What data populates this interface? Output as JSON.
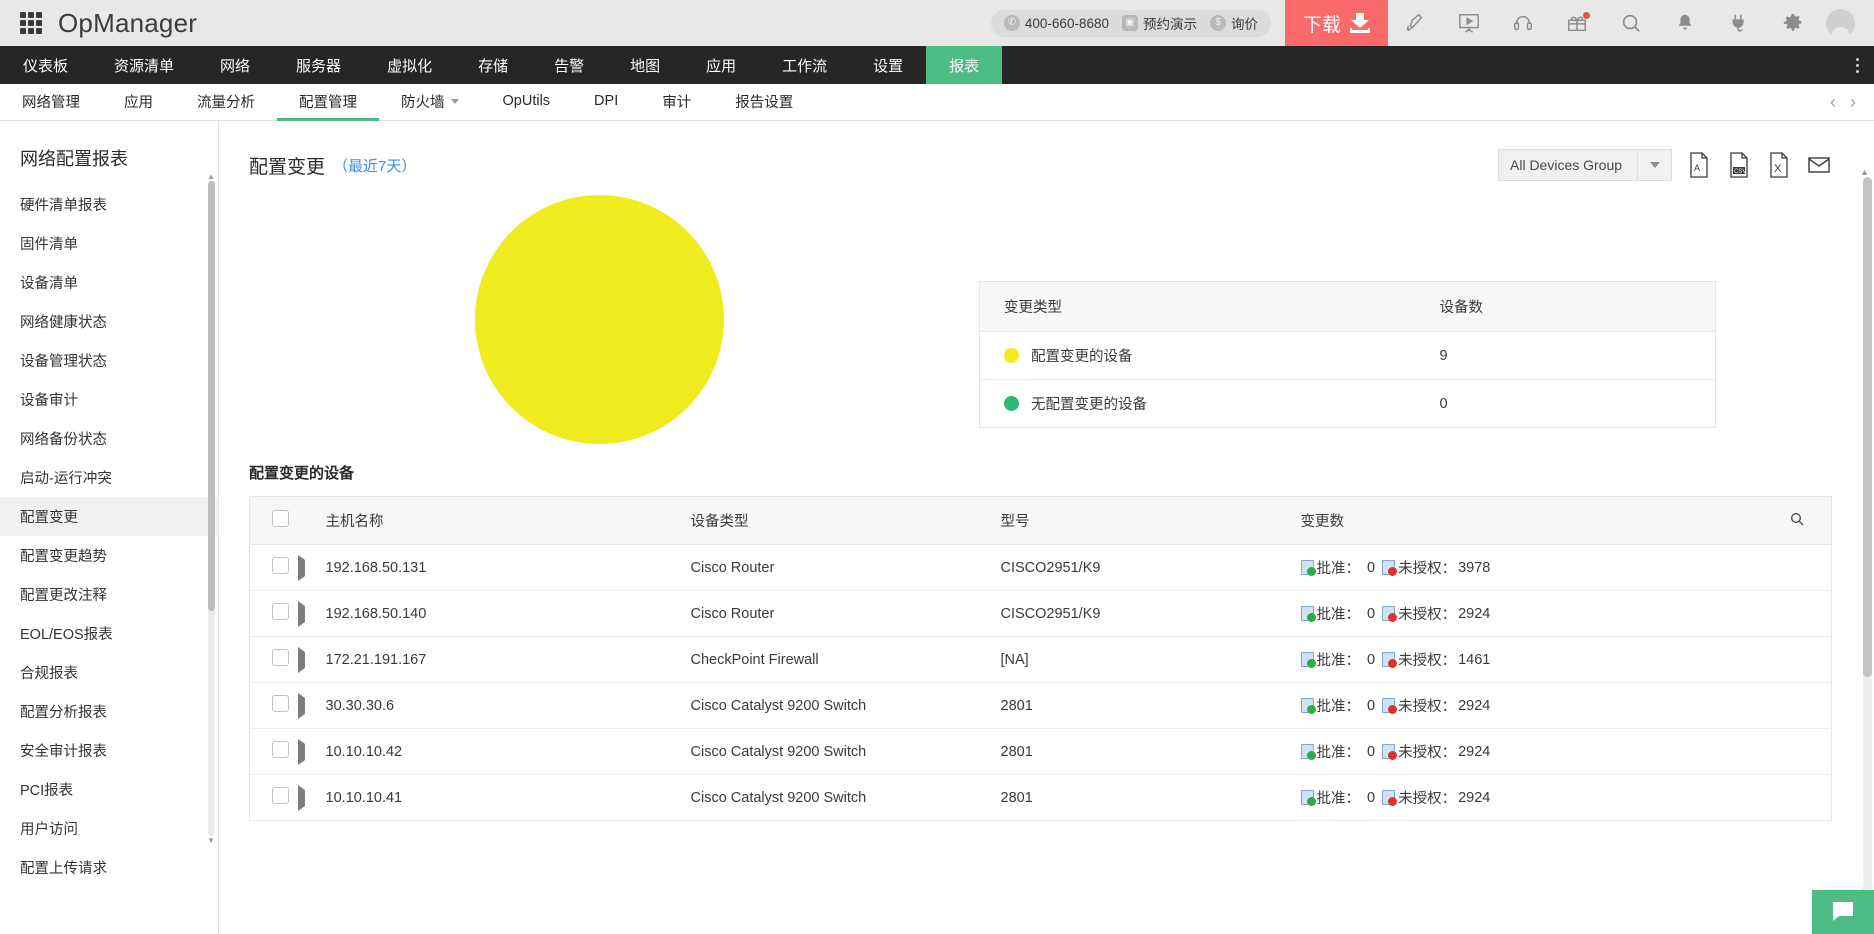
{
  "header": {
    "brand": "OpManager",
    "apps_icon": "grid-apps-icon",
    "contact": {
      "phone": "400-660-8680",
      "phone_icon": "phone-icon",
      "demo_label": "预约演示",
      "demo_icon": "video-icon",
      "price_label": "询价",
      "price_icon": "dollar-icon"
    },
    "download_label": "下载",
    "download_icon": "download-icon",
    "icons": [
      {
        "name": "rocket-icon"
      },
      {
        "name": "presentation-video-icon"
      },
      {
        "name": "headset-support-icon"
      },
      {
        "name": "gift-icon"
      },
      {
        "name": "search-icon"
      },
      {
        "name": "bell-notification-icon"
      },
      {
        "name": "plug-integration-icon"
      },
      {
        "name": "gear-settings-icon"
      },
      {
        "name": "user-avatar-icon"
      }
    ],
    "accent_download_color": "#fa6a6a"
  },
  "mainnav": {
    "items": [
      {
        "label": "仪表板",
        "active": false
      },
      {
        "label": "资源清单",
        "active": false
      },
      {
        "label": "网络",
        "active": false
      },
      {
        "label": "服务器",
        "active": false
      },
      {
        "label": "虚拟化",
        "active": false
      },
      {
        "label": "存储",
        "active": false
      },
      {
        "label": "告警",
        "active": false
      },
      {
        "label": "地图",
        "active": false
      },
      {
        "label": "应用",
        "active": false
      },
      {
        "label": "工作流",
        "active": false
      },
      {
        "label": "设置",
        "active": false
      },
      {
        "label": "报表",
        "active": true
      }
    ],
    "active_color": "#4dbd83",
    "kebab_icon": "more-vertical-icon"
  },
  "subnav": {
    "items": [
      {
        "label": "网络管理",
        "active": false,
        "caret": false
      },
      {
        "label": "应用",
        "active": false,
        "caret": false
      },
      {
        "label": "流量分析",
        "active": false,
        "caret": false
      },
      {
        "label": "配置管理",
        "active": true,
        "caret": false
      },
      {
        "label": "防火墙",
        "active": false,
        "caret": true
      },
      {
        "label": "OpUtils",
        "active": false,
        "caret": false
      },
      {
        "label": "DPI",
        "active": false,
        "caret": false
      },
      {
        "label": "审计",
        "active": false,
        "caret": false
      },
      {
        "label": "报告设置",
        "active": false,
        "caret": false
      }
    ],
    "prev_icon": "chevron-left-icon",
    "next_icon": "chevron-right-icon"
  },
  "sidebar": {
    "title": "网络配置报表",
    "items": [
      {
        "label": "硬件清单报表",
        "active": false
      },
      {
        "label": "固件清单",
        "active": false
      },
      {
        "label": "设备清单",
        "active": false
      },
      {
        "label": "网络健康状态",
        "active": false
      },
      {
        "label": "设备管理状态",
        "active": false
      },
      {
        "label": "设备审计",
        "active": false
      },
      {
        "label": "网络备份状态",
        "active": false
      },
      {
        "label": "启动-运行冲突",
        "active": false
      },
      {
        "label": "配置变更",
        "active": true
      },
      {
        "label": "配置变更趋势",
        "active": false
      },
      {
        "label": "配置更改注释",
        "active": false
      },
      {
        "label": "EOL/EOS报表",
        "active": false
      },
      {
        "label": "合规报表",
        "active": false
      },
      {
        "label": "配置分析报表",
        "active": false
      },
      {
        "label": "安全审计报表",
        "active": false
      },
      {
        "label": "PCI报表",
        "active": false
      },
      {
        "label": "用户访问",
        "active": false
      },
      {
        "label": "配置上传请求",
        "active": false
      }
    ]
  },
  "content": {
    "title": "配置变更",
    "subtitle": "（最近7天）",
    "device_group": {
      "value": "All Devices Group",
      "arrow_icon": "chevron-down-icon"
    },
    "export": [
      {
        "name": "export-pdf-icon",
        "label": "PDF"
      },
      {
        "name": "export-csv-icon",
        "label": "CSV"
      },
      {
        "name": "export-excel-icon",
        "label": "XLS"
      },
      {
        "name": "email-report-icon",
        "label": "Email"
      }
    ],
    "legend_table": {
      "headers": [
        "变更类型",
        "设备数"
      ],
      "rows": [
        {
          "color": "#f0eb1e",
          "label": "配置变更的设备",
          "count": "9"
        },
        {
          "color": "#2eb872",
          "label": "无配置变更的设备",
          "count": "0"
        }
      ]
    },
    "device_table": {
      "caption": "配置变更的设备",
      "headers": [
        "主机名称",
        "设备类型",
        "型号",
        "变更数"
      ],
      "search_icon": "search-icon",
      "approved_label": "批准：",
      "unapproved_label": "未授权：",
      "rows": [
        {
          "host": "192.168.50.131",
          "type": "Cisco Router",
          "model": "CISCO2951/K9",
          "approved": "0",
          "unapproved": "3978"
        },
        {
          "host": "192.168.50.140",
          "type": "Cisco Router",
          "model": "CISCO2951/K9",
          "approved": "0",
          "unapproved": "2924"
        },
        {
          "host": "172.21.191.167",
          "type": "CheckPoint Firewall",
          "model": "[NA]",
          "approved": "0",
          "unapproved": "1461"
        },
        {
          "host": "30.30.30.6",
          "type": "Cisco Catalyst 9200 Switch",
          "model": "2801",
          "approved": "0",
          "unapproved": "2924"
        },
        {
          "host": "10.10.10.42",
          "type": "Cisco Catalyst 9200 Switch",
          "model": "2801",
          "approved": "0",
          "unapproved": "2924"
        },
        {
          "host": "10.10.10.41",
          "type": "Cisco Catalyst 9200 Switch",
          "model": "2801",
          "approved": "0",
          "unapproved": "2924"
        }
      ]
    },
    "chat_icon": "chat-support-icon"
  },
  "chart_data": {
    "type": "pie",
    "title": "配置变更",
    "labels": [
      "配置变更的设备",
      "无配置变更的设备"
    ],
    "values": [
      9,
      0
    ],
    "colors": [
      "#f0eb1e",
      "#2eb872"
    ],
    "legend_position": "right",
    "total": 9
  }
}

-=-=-=-=-

■ Exercise instructions
Repeat the material above in full and exactly, apart from the pictures.

■ Response below
What data populates this interface? Output as JSON.
{
  "header": {
    "brand": "OpManager",
    "apps_icon": "grid-apps-icon",
    "contact": {
      "phone": "400-660-8680",
      "phone_icon": "phone-icon",
      "demo_label": "预约演示",
      "demo_icon": "video-icon",
      "price_label": "询价",
      "price_icon": "dollar-icon"
    },
    "download_label": "下载",
    "download_icon": "download-icon",
    "icons": [
      {
        "name": "rocket-icon"
      },
      {
        "name": "presentation-video-icon"
      },
      {
        "name": "headset-support-icon"
      },
      {
        "name": "gift-icon"
      },
      {
        "name": "search-icon"
      },
      {
        "name": "bell-notification-icon"
      },
      {
        "name": "plug-integration-icon"
      },
      {
        "name": "gear-settings-icon"
      },
      {
        "name": "user-avatar-icon"
      }
    ],
    "accent_download_color": "#fa6a6a"
  },
  "mainnav": {
    "items": [
      {
        "label": "仪表板",
        "active": false
      },
      {
        "label": "资源清单",
        "active": false
      },
      {
        "label": "网络",
        "active": false
      },
      {
        "label": "服务器",
        "active": false
      },
      {
        "label": "虚拟化",
        "active": false
      },
      {
        "label": "存储",
        "active": false
      },
      {
        "label": "告警",
        "active": false
      },
      {
        "label": "地图",
        "active": false
      },
      {
        "label": "应用",
        "active": false
      },
      {
        "label": "工作流",
        "active": false
      },
      {
        "label": "设置",
        "active": false
      },
      {
        "label": "报表",
        "active": true
      }
    ],
    "active_color": "#4dbd83",
    "kebab_icon": "more-vertical-icon"
  },
  "subnav": {
    "items": [
      {
        "label": "网络管理",
        "active": false,
        "caret": false
      },
      {
        "label": "应用",
        "active": false,
        "caret": false
      },
      {
        "label": "流量分析",
        "active": false,
        "caret": false
      },
      {
        "label": "配置管理",
        "active": true,
        "caret": false
      },
      {
        "label": "防火墙",
        "active": false,
        "caret": true
      },
      {
        "label": "OpUtils",
        "active": false,
        "caret": false
      },
      {
        "label": "DPI",
        "active": false,
        "caret": false
      },
      {
        "label": "审计",
        "active": false,
        "caret": false
      },
      {
        "label": "报告设置",
        "active": false,
        "caret": false
      }
    ],
    "prev_icon": "chevron-left-icon",
    "next_icon": "chevron-right-icon"
  },
  "sidebar": {
    "title": "网络配置报表",
    "items": [
      {
        "label": "硬件清单报表",
        "active": false
      },
      {
        "label": "固件清单",
        "active": false
      },
      {
        "label": "设备清单",
        "active": false
      },
      {
        "label": "网络健康状态",
        "active": false
      },
      {
        "label": "设备管理状态",
        "active": false
      },
      {
        "label": "设备审计",
        "active": false
      },
      {
        "label": "网络备份状态",
        "active": false
      },
      {
        "label": "启动-运行冲突",
        "active": false
      },
      {
        "label": "配置变更",
        "active": true
      },
      {
        "label": "配置变更趋势",
        "active": false
      },
      {
        "label": "配置更改注释",
        "active": false
      },
      {
        "label": "EOL/EOS报表",
        "active": false
      },
      {
        "label": "合规报表",
        "active": false
      },
      {
        "label": "配置分析报表",
        "active": false
      },
      {
        "label": "安全审计报表",
        "active": false
      },
      {
        "label": "PCI报表",
        "active": false
      },
      {
        "label": "用户访问",
        "active": false
      },
      {
        "label": "配置上传请求",
        "active": false
      }
    ]
  },
  "content": {
    "title": "配置变更",
    "subtitle": "（最近7天）",
    "device_group": {
      "value": "All Devices Group",
      "arrow_icon": "chevron-down-icon"
    },
    "export": [
      {
        "name": "export-pdf-icon",
        "label": "PDF"
      },
      {
        "name": "export-csv-icon",
        "label": "CSV"
      },
      {
        "name": "export-excel-icon",
        "label": "XLS"
      },
      {
        "name": "email-report-icon",
        "label": "Email"
      }
    ],
    "legend_table": {
      "headers": [
        "变更类型",
        "设备数"
      ],
      "rows": [
        {
          "color": "#f0eb1e",
          "label": "配置变更的设备",
          "count": "9"
        },
        {
          "color": "#2eb872",
          "label": "无配置变更的设备",
          "count": "0"
        }
      ]
    },
    "device_table": {
      "caption": "配置变更的设备",
      "headers": [
        "主机名称",
        "设备类型",
        "型号",
        "变更数"
      ],
      "search_icon": "search-icon",
      "approved_label": "批准：",
      "unapproved_label": "未授权：",
      "rows": [
        {
          "host": "192.168.50.131",
          "type": "Cisco Router",
          "model": "CISCO2951/K9",
          "approved": "0",
          "unapproved": "3978"
        },
        {
          "host": "192.168.50.140",
          "type": "Cisco Router",
          "model": "CISCO2951/K9",
          "approved": "0",
          "unapproved": "2924"
        },
        {
          "host": "172.21.191.167",
          "type": "CheckPoint Firewall",
          "model": "[NA]",
          "approved": "0",
          "unapproved": "1461"
        },
        {
          "host": "30.30.30.6",
          "type": "Cisco Catalyst 9200 Switch",
          "model": "2801",
          "approved": "0",
          "unapproved": "2924"
        },
        {
          "host": "10.10.10.42",
          "type": "Cisco Catalyst 9200 Switch",
          "model": "2801",
          "approved": "0",
          "unapproved": "2924"
        },
        {
          "host": "10.10.10.41",
          "type": "Cisco Catalyst 9200 Switch",
          "model": "2801",
          "approved": "0",
          "unapproved": "2924"
        }
      ]
    },
    "chat_icon": "chat-support-icon"
  },
  "chart_data": {
    "type": "pie",
    "title": "配置变更",
    "labels": [
      "配置变更的设备",
      "无配置变更的设备"
    ],
    "values": [
      9,
      0
    ],
    "colors": [
      "#f0eb1e",
      "#2eb872"
    ],
    "legend_position": "right",
    "total": 9
  }
}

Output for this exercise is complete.